WHAT THE TASK ASKS – Give every line from the entries that contains "WHAR".

Stored data entries –
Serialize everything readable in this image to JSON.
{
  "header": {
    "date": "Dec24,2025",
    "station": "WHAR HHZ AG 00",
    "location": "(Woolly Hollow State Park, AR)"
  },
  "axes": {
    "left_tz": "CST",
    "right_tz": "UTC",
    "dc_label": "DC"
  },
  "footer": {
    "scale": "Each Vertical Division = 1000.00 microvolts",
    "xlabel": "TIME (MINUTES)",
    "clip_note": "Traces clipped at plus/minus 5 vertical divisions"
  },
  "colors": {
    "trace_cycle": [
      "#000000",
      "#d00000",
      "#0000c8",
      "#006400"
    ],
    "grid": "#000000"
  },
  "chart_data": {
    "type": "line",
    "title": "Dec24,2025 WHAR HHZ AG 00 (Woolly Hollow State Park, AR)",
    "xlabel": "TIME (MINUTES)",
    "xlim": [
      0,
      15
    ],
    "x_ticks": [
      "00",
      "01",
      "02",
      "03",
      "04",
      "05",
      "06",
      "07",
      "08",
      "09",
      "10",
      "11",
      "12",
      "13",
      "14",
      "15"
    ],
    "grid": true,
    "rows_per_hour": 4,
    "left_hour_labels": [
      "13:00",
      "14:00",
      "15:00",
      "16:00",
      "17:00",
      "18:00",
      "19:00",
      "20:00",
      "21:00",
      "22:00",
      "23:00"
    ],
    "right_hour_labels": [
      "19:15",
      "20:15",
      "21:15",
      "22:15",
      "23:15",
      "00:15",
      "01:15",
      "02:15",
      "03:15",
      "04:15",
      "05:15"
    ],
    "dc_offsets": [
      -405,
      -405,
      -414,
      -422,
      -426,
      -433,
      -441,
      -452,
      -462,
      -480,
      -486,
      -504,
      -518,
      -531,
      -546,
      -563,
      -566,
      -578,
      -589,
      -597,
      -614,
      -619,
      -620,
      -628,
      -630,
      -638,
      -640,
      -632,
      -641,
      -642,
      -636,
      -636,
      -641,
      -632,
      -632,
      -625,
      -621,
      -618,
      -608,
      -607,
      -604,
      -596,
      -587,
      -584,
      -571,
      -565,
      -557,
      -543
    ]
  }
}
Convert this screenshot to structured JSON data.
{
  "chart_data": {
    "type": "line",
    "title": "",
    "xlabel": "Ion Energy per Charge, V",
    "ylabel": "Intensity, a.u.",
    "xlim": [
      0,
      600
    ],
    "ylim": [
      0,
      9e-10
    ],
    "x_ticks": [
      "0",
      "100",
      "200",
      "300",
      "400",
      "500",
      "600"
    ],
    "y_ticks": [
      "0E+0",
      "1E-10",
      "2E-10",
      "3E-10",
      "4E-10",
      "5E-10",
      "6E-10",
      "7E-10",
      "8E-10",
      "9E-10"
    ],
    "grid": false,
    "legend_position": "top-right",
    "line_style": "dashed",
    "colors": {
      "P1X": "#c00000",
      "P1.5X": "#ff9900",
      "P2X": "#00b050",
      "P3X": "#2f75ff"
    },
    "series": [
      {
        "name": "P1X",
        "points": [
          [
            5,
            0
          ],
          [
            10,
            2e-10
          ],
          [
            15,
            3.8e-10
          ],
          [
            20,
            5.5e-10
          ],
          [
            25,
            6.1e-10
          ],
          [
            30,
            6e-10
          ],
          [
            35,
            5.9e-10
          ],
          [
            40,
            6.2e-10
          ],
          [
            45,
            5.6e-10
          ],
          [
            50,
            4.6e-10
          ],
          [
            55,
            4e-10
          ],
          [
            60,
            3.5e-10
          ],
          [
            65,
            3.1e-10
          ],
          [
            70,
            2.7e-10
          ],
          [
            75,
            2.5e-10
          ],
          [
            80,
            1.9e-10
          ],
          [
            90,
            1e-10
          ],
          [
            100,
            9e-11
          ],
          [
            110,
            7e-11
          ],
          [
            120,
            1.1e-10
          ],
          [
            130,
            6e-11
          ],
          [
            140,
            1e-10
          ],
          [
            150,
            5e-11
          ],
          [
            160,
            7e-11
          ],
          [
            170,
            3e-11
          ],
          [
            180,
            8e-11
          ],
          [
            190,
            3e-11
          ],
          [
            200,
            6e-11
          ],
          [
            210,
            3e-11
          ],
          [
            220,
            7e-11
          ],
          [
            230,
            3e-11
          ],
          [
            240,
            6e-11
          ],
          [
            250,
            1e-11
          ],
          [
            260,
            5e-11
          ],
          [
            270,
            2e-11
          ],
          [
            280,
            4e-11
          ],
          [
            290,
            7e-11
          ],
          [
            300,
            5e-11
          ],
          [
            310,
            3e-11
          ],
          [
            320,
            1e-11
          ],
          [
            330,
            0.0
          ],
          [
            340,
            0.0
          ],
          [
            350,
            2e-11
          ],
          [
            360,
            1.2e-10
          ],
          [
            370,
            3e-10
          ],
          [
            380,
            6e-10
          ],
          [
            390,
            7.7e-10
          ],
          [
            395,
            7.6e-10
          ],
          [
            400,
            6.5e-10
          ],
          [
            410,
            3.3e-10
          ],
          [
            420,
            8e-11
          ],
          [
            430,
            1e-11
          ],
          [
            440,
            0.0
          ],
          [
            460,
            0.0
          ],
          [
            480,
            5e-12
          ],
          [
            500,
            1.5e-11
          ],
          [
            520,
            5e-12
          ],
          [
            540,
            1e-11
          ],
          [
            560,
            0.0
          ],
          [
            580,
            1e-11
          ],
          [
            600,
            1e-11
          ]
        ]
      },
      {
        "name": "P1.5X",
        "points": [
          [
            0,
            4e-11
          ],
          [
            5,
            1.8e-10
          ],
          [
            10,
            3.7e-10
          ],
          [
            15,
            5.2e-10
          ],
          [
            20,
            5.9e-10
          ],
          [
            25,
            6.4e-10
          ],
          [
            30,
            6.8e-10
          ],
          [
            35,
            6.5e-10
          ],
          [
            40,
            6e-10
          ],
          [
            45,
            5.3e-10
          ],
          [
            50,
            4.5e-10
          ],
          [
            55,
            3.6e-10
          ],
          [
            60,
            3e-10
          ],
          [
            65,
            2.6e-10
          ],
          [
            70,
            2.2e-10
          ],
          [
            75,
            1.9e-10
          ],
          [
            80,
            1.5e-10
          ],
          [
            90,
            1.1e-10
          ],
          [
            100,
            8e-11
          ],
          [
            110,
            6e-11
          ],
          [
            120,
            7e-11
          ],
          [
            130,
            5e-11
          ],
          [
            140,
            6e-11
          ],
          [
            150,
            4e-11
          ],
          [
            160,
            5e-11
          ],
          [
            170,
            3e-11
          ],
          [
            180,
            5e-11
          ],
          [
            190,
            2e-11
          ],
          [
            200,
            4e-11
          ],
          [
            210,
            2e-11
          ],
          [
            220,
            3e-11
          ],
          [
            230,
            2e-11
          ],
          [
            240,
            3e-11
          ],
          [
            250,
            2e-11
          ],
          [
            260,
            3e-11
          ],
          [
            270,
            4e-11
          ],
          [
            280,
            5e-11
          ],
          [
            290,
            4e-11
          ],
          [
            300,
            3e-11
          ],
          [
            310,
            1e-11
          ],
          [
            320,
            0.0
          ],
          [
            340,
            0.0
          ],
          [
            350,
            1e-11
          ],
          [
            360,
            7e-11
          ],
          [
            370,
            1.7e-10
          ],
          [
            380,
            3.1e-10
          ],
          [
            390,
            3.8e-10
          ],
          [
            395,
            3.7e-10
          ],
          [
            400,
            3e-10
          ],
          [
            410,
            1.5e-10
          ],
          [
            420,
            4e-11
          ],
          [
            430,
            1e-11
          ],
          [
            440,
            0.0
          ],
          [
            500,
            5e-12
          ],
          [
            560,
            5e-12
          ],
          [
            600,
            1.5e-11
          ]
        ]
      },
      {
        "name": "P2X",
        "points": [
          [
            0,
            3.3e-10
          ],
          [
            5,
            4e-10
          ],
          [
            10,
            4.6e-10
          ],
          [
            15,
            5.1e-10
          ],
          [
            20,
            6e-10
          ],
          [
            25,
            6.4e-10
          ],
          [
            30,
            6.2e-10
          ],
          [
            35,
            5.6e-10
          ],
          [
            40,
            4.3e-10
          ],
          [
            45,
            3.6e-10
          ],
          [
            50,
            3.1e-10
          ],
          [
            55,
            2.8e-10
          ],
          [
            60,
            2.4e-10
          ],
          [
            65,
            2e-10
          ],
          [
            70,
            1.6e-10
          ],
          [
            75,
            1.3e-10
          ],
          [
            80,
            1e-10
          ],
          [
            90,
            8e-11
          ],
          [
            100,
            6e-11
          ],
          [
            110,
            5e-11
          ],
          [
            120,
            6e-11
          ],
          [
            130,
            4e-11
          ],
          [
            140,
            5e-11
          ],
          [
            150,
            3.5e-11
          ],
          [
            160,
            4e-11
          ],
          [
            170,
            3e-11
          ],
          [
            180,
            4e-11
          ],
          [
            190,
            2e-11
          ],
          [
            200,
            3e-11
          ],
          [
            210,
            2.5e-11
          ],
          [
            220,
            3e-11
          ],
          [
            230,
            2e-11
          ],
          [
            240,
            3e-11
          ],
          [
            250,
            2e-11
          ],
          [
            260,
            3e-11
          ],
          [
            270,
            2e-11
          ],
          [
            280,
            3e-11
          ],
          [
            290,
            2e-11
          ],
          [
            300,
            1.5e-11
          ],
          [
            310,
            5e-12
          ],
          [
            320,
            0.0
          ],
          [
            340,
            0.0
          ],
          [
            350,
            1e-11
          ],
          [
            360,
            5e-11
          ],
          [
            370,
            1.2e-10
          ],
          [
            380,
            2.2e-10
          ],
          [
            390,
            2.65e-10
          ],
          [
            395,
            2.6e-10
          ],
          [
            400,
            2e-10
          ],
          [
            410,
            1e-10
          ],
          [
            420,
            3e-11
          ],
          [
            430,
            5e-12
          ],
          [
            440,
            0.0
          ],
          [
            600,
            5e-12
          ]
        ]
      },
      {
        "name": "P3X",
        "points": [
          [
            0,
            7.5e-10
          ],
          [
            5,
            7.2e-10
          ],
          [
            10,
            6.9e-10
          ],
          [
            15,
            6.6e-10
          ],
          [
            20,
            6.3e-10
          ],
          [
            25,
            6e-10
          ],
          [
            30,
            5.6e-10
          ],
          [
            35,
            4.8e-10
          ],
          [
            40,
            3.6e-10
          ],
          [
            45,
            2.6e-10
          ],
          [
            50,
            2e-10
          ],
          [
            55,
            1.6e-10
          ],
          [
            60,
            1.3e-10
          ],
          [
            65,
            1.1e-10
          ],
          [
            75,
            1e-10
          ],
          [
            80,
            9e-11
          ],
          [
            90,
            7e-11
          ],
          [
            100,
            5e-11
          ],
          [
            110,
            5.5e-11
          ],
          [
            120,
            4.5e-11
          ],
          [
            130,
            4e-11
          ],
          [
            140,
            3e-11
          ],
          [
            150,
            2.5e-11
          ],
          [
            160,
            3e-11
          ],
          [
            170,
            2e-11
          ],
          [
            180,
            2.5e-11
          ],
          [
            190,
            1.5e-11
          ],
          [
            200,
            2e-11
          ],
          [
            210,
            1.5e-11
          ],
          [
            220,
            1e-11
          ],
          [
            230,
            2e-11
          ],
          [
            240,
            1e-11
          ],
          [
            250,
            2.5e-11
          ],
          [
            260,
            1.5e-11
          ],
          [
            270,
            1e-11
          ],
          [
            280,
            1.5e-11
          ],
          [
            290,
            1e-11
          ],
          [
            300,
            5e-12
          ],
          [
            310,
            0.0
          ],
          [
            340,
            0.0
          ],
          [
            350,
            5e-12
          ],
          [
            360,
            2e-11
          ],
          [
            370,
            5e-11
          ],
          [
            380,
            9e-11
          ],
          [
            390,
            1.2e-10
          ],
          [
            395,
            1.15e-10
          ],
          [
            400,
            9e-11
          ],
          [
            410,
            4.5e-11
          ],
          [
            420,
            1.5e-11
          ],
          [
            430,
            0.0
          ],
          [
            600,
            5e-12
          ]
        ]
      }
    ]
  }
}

WRITTEN ANSWER –
    "station": "WHAR HHZ AG 00",
    "title": "Dec24,2025 WHAR HHZ AG 00 (Woolly Hollow State Park, AR)",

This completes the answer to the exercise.